• Your objective: Among the entries that follow, tally the lines with the string "将带火星的木条". Give no more than the number.

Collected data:
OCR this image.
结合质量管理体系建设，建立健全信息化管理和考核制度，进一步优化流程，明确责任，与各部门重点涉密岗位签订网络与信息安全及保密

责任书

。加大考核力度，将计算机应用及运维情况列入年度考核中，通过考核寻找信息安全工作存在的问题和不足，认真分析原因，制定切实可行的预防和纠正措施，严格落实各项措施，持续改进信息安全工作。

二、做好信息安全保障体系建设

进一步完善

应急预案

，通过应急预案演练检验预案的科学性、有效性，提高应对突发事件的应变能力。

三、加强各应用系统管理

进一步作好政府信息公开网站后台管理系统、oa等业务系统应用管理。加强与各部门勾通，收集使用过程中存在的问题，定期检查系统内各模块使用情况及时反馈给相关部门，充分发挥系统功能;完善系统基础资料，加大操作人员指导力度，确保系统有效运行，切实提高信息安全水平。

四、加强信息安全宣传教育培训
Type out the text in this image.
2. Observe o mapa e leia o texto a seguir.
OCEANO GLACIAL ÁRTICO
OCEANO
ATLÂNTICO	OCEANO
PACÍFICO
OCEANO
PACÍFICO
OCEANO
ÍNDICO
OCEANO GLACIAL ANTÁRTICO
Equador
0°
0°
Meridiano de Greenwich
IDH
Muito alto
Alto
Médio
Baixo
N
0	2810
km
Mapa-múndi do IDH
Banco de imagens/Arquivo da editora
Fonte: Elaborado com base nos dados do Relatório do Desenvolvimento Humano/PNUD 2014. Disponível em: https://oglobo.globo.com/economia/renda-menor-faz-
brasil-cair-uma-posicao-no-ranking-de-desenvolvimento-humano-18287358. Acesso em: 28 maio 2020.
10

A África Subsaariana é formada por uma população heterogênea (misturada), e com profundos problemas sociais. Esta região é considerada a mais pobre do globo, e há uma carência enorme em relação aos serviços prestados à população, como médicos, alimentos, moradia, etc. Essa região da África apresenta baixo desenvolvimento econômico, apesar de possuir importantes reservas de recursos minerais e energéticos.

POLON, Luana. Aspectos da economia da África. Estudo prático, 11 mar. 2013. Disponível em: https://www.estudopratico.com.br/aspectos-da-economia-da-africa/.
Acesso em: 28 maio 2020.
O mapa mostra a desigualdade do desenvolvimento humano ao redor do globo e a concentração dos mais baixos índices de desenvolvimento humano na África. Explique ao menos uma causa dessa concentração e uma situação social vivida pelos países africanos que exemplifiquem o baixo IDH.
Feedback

* * *

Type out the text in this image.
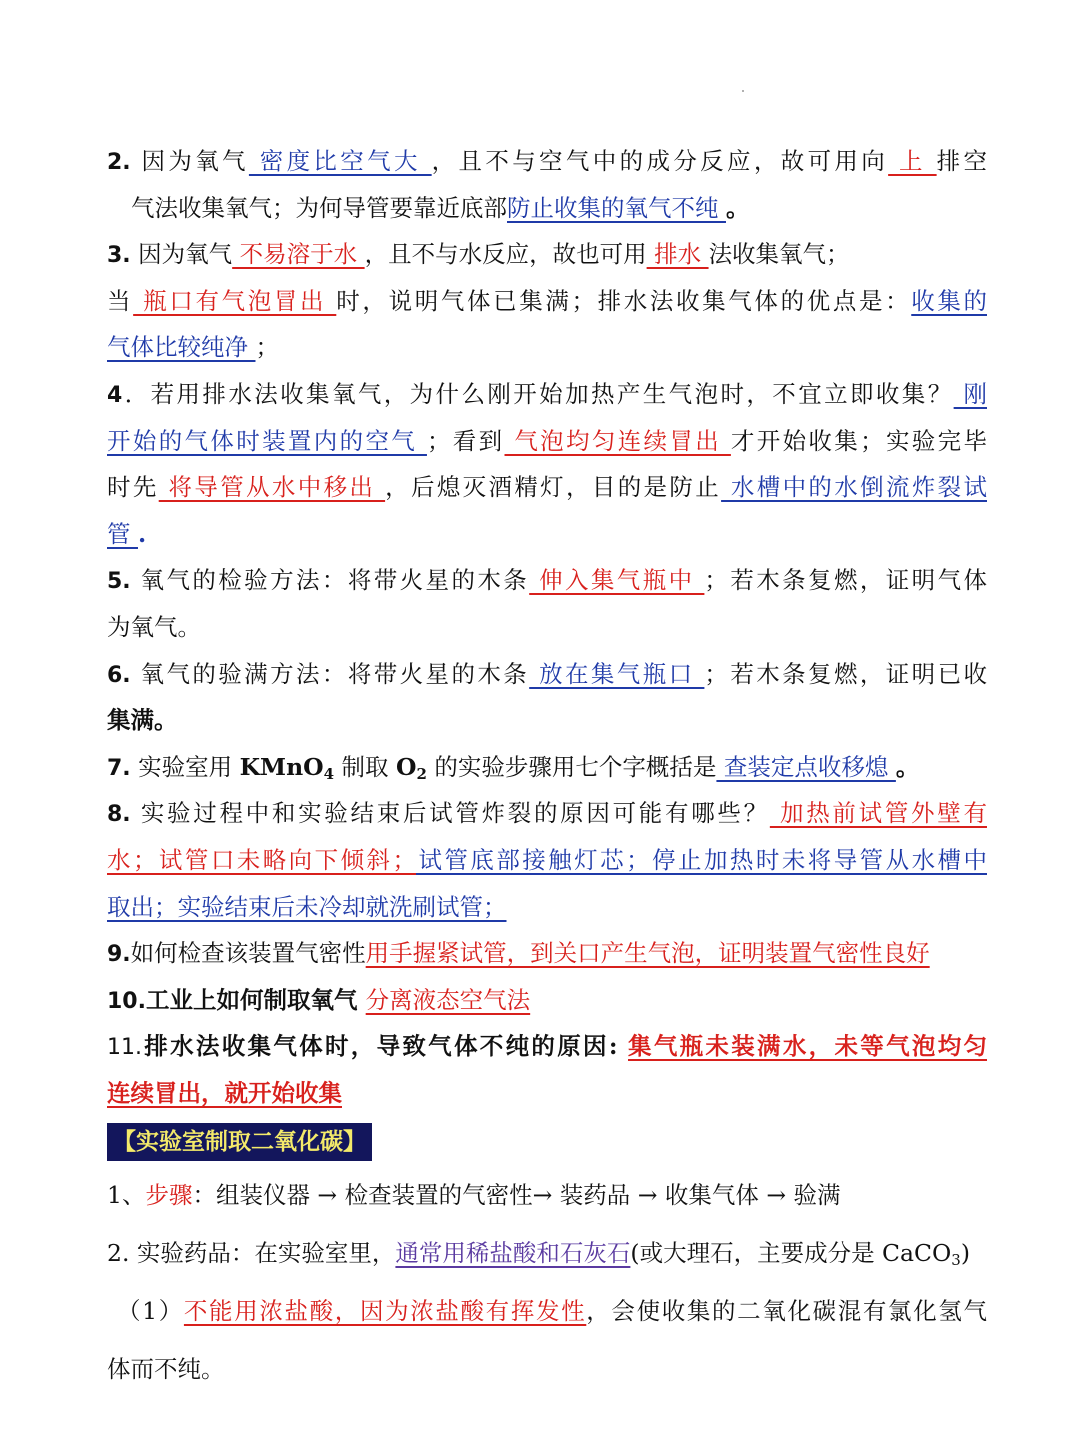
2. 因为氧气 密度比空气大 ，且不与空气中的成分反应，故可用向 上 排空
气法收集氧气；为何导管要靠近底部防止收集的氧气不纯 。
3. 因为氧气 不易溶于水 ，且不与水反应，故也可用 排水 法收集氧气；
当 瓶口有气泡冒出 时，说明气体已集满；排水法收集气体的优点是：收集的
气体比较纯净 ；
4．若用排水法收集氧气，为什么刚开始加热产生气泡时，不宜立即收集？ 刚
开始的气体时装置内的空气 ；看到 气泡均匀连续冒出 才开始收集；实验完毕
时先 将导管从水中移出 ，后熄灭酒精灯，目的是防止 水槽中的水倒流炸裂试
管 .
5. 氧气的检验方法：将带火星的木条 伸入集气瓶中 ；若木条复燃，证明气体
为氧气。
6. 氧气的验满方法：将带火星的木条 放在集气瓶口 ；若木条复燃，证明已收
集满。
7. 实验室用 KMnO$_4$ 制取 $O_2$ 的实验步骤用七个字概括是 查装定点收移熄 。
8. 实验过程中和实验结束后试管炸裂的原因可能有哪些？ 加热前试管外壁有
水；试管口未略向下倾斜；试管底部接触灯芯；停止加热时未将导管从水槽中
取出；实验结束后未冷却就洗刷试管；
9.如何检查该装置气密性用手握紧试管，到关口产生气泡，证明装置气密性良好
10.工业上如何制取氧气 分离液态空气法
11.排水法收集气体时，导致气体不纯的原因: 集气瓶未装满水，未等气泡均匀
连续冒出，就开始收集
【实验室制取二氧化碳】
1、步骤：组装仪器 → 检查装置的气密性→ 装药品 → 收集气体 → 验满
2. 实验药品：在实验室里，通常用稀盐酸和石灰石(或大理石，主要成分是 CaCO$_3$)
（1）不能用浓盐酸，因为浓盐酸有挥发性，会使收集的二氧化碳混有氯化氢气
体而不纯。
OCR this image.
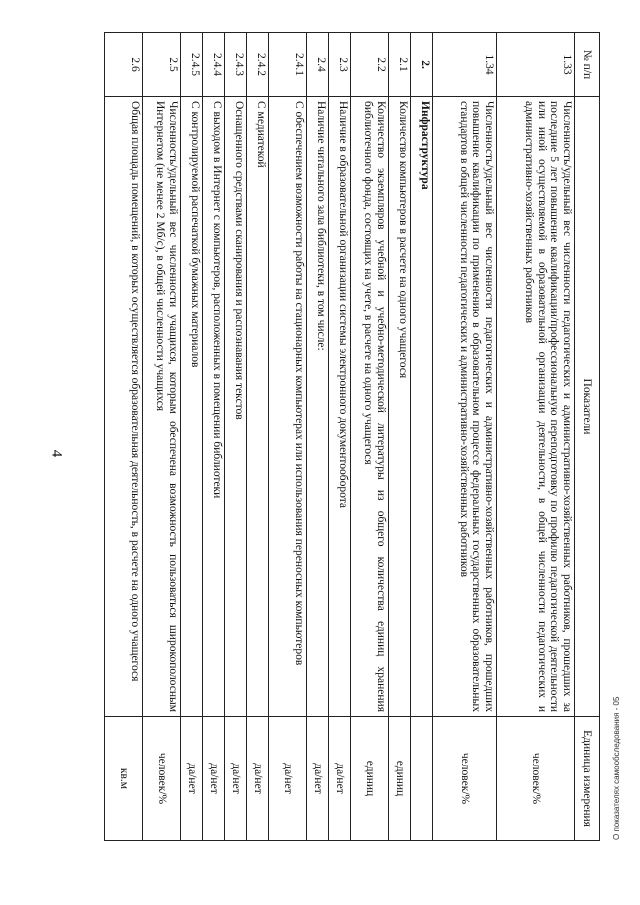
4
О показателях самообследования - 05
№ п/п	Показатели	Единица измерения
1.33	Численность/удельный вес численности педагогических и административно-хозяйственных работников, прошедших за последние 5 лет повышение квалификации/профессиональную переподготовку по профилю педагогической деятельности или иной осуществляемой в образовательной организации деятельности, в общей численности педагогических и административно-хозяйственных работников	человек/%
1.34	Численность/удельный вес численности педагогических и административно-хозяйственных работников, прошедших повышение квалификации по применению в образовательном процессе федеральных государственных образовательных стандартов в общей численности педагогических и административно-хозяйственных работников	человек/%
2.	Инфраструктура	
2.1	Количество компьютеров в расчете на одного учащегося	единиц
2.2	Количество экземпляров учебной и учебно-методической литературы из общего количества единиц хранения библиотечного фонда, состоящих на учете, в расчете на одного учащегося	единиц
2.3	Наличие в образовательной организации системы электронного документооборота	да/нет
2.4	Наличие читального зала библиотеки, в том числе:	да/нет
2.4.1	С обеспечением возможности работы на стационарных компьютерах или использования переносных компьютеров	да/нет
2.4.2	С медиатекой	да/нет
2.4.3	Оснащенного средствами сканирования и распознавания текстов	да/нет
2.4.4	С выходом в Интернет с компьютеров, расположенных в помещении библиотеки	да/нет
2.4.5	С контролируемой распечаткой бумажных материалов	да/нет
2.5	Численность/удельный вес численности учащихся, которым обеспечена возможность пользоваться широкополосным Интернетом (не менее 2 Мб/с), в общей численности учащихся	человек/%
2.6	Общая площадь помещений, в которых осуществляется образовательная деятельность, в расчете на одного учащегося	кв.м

---

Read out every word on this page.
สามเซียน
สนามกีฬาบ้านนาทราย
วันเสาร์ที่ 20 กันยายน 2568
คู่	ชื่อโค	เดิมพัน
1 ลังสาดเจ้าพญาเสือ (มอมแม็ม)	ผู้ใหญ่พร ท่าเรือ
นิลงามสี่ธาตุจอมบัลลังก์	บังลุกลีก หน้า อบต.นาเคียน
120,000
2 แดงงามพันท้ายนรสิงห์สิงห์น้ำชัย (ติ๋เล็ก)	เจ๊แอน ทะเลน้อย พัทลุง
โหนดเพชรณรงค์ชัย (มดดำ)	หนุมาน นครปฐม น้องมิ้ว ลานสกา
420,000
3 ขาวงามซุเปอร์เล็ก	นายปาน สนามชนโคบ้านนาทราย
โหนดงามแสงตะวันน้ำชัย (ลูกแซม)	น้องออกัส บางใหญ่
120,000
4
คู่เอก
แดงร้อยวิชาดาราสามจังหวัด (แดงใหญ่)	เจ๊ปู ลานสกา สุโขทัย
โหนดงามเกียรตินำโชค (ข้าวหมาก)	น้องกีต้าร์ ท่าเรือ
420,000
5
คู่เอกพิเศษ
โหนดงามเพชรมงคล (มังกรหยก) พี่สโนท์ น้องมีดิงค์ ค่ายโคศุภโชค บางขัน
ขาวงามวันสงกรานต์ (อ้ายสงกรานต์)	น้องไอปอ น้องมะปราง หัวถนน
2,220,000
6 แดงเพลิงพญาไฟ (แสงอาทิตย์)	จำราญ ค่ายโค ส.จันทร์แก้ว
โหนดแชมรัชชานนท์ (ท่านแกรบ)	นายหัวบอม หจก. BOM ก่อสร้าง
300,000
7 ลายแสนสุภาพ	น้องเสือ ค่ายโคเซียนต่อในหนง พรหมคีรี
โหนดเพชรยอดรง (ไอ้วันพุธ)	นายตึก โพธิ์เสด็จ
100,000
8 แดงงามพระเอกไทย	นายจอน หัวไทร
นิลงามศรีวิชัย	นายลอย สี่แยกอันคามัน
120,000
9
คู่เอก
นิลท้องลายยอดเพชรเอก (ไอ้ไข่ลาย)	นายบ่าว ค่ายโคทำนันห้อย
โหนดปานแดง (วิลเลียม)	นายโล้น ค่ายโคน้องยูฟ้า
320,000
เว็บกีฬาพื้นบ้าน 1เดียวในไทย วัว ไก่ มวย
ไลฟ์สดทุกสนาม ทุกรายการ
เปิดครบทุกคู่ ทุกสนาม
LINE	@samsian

• Output for this exercise: 2